Problem details ::
Copy, from the entries below, each line where the word "JSON" can be found.
====== Task inputs
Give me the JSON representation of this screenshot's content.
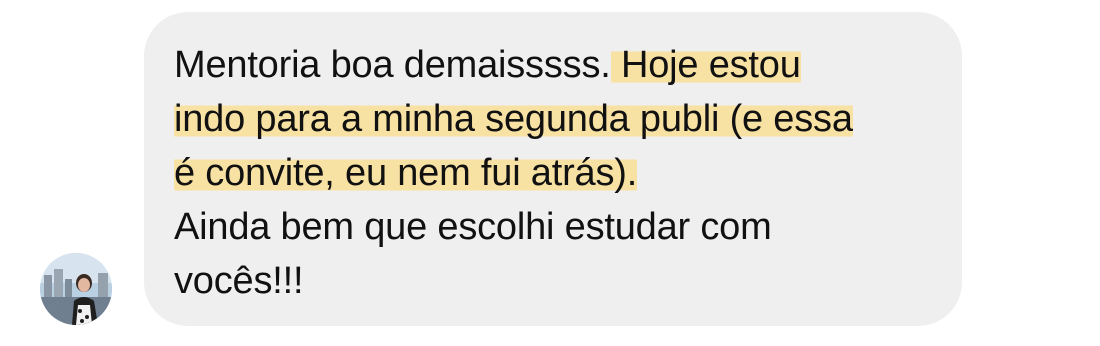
{
  "message": {
    "sender_avatar": "profile-photo",
    "highlight_color": "#f8e2a3",
    "bubble_color": "#efefef",
    "lines": {
      "l1_plain": "Mentoria boa demaisssss.",
      "l1_hl": " Hoje estou",
      "l2_hl": "indo para a minha segunda publi (e essa",
      "l3_hl": "é convite, eu nem fui atrás).",
      "l4": "Ainda bem que escolhi estudar com",
      "l5": "vocês!!!"
    }
  }
}
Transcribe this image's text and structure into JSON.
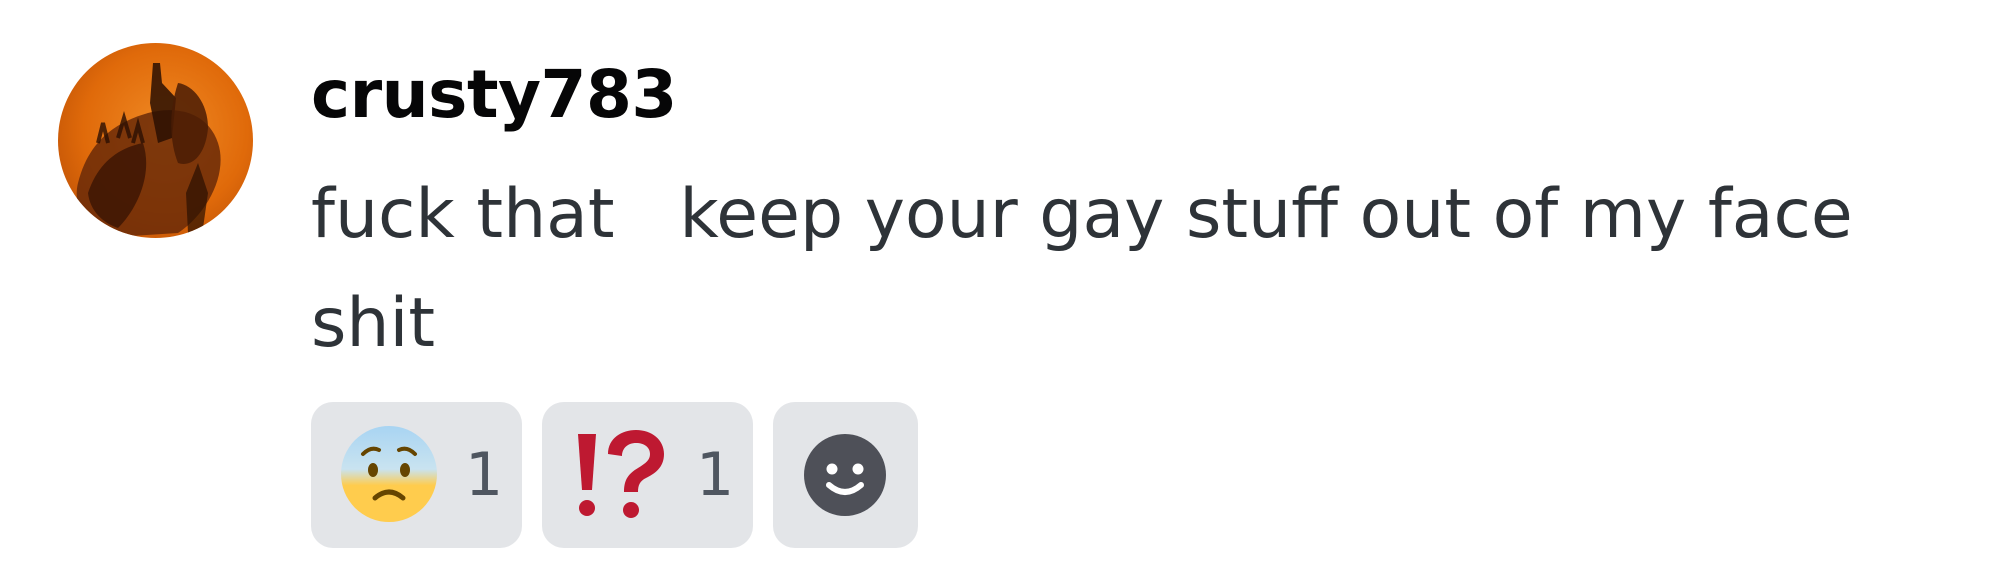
{
  "message": {
    "author": "crusty783",
    "avatar_icon": "user-avatar-image",
    "content": "fuck that   keep your gay stuff out of my face shit"
  },
  "reactions": [
    {
      "emoji": "anxious-face-with-sweat",
      "count": "1"
    },
    {
      "emoji": "exclamation-question-mark",
      "count": "1"
    }
  ],
  "add_reaction": {
    "icon": "smiley-add-reaction-icon"
  },
  "colors": {
    "username": "#060607",
    "text": "#2e3338",
    "reaction_bg": "#e3e5e8",
    "reaction_count": "#4f5660",
    "exclamation_red": "#be1931",
    "avatar_orange": "#e8740f"
  }
}
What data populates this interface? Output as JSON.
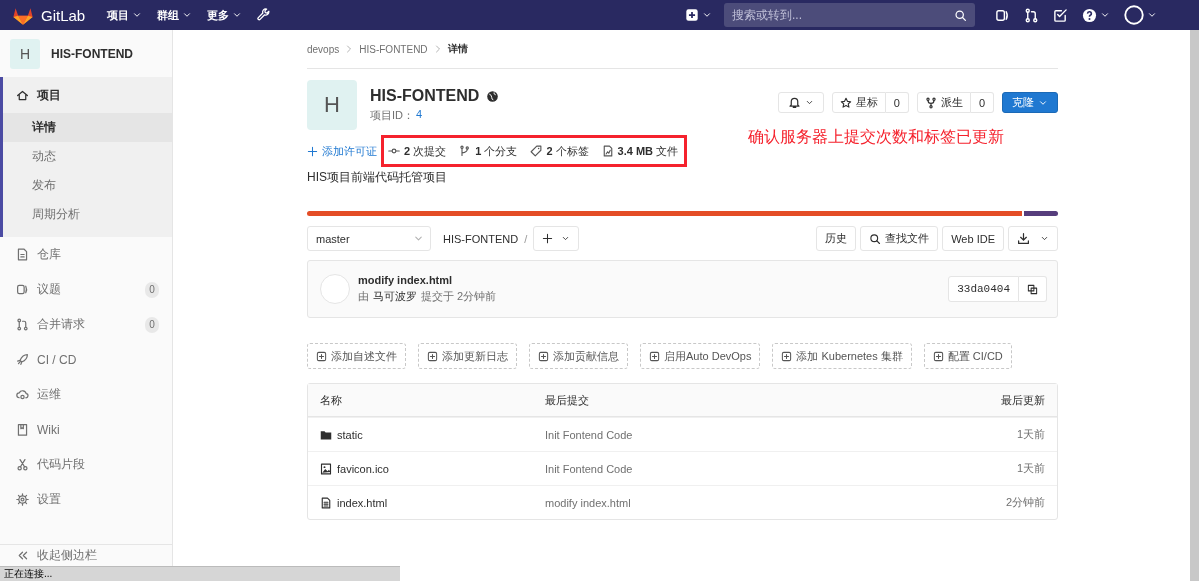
{
  "nav": {
    "logo_text": "GitLab",
    "menus": [
      {
        "label": "项目"
      },
      {
        "label": "群组"
      },
      {
        "label": "更多"
      }
    ],
    "search": {
      "placeholder": "搜索或转到..."
    }
  },
  "sidebar": {
    "project": {
      "avatar": "H",
      "name": "HIS-FONTEND"
    },
    "items": [
      {
        "label": "项目",
        "selected": true,
        "expanded": true,
        "children": [
          {
            "label": "详情",
            "selected": true
          },
          {
            "label": "动态",
            "selected": false
          },
          {
            "label": "发布",
            "selected": false
          },
          {
            "label": "周期分析",
            "selected": false
          }
        ]
      },
      {
        "label": "仓库",
        "selected": false
      },
      {
        "label": "议题",
        "selected": false,
        "count": "0"
      },
      {
        "label": "合并请求",
        "selected": false,
        "count": "0"
      },
      {
        "label": "CI / CD",
        "selected": false
      },
      {
        "label": "运维",
        "selected": false
      },
      {
        "label": "Wiki",
        "selected": false
      },
      {
        "label": "代码片段",
        "selected": false
      },
      {
        "label": "设置",
        "selected": false
      }
    ],
    "collapse": "收起侧边栏"
  },
  "breadcrumb": [
    "devops",
    "HIS-FONTEND",
    "详情"
  ],
  "project": {
    "avatar": "H",
    "name": "HIS-FONTEND",
    "id_label": "项目ID：",
    "id": "4",
    "star": {
      "label": "星标",
      "count": "0"
    },
    "fork": {
      "label": "派生",
      "count": "0"
    },
    "clone": "克隆",
    "license_link": "添加许可证",
    "stats": [
      "**2** 次提交",
      "**1** 个分支",
      "**2** 个标签",
      "**3.4 MB** 文件"
    ],
    "description": "HIS项目前端代码托管项目",
    "languages": [
      {
        "level": 0.955,
        "color": "#e44d26"
      },
      {
        "level": 0.045,
        "color": "#563d7c"
      }
    ]
  },
  "annotation": "确认服务器上提交次数和标签已更新",
  "tree_controls": {
    "branch": "master",
    "path": "HIS-FONTEND",
    "separator": "/",
    "buttons": [
      "历史",
      "查找文件",
      "Web IDE"
    ]
  },
  "last_commit": {
    "title": "modify index.html",
    "prefix": "由",
    "author": "马可波罗",
    "suffix": "提交于 2分钟前",
    "sha": "33da0404"
  },
  "suggestions": [
    "添加自述文件",
    "添加更新日志",
    "添加贡献信息",
    "启用Auto DevOps",
    "添加 Kubernetes 集群",
    "配置 CI/CD"
  ],
  "files": {
    "columns": [
      "名称",
      "最后提交",
      "最后更新"
    ],
    "rows": [
      {
        "kind": "folder",
        "name": "static",
        "commit": "Init Fontend Code",
        "updated": "1天前"
      },
      {
        "kind": "image",
        "name": "favicon.ico",
        "commit": "Init Fontend Code",
        "updated": "1天前"
      },
      {
        "kind": "file",
        "name": "index.html",
        "commit": "modify index.html",
        "updated": "2分钟前"
      }
    ]
  },
  "status_bar": "正在连接..."
}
============
Solution to the problem ::
Give me the JSON representation of this screenshot's content.
Transcribe this image's text and structure into JSON.
What data populates this interface? Output as JSON.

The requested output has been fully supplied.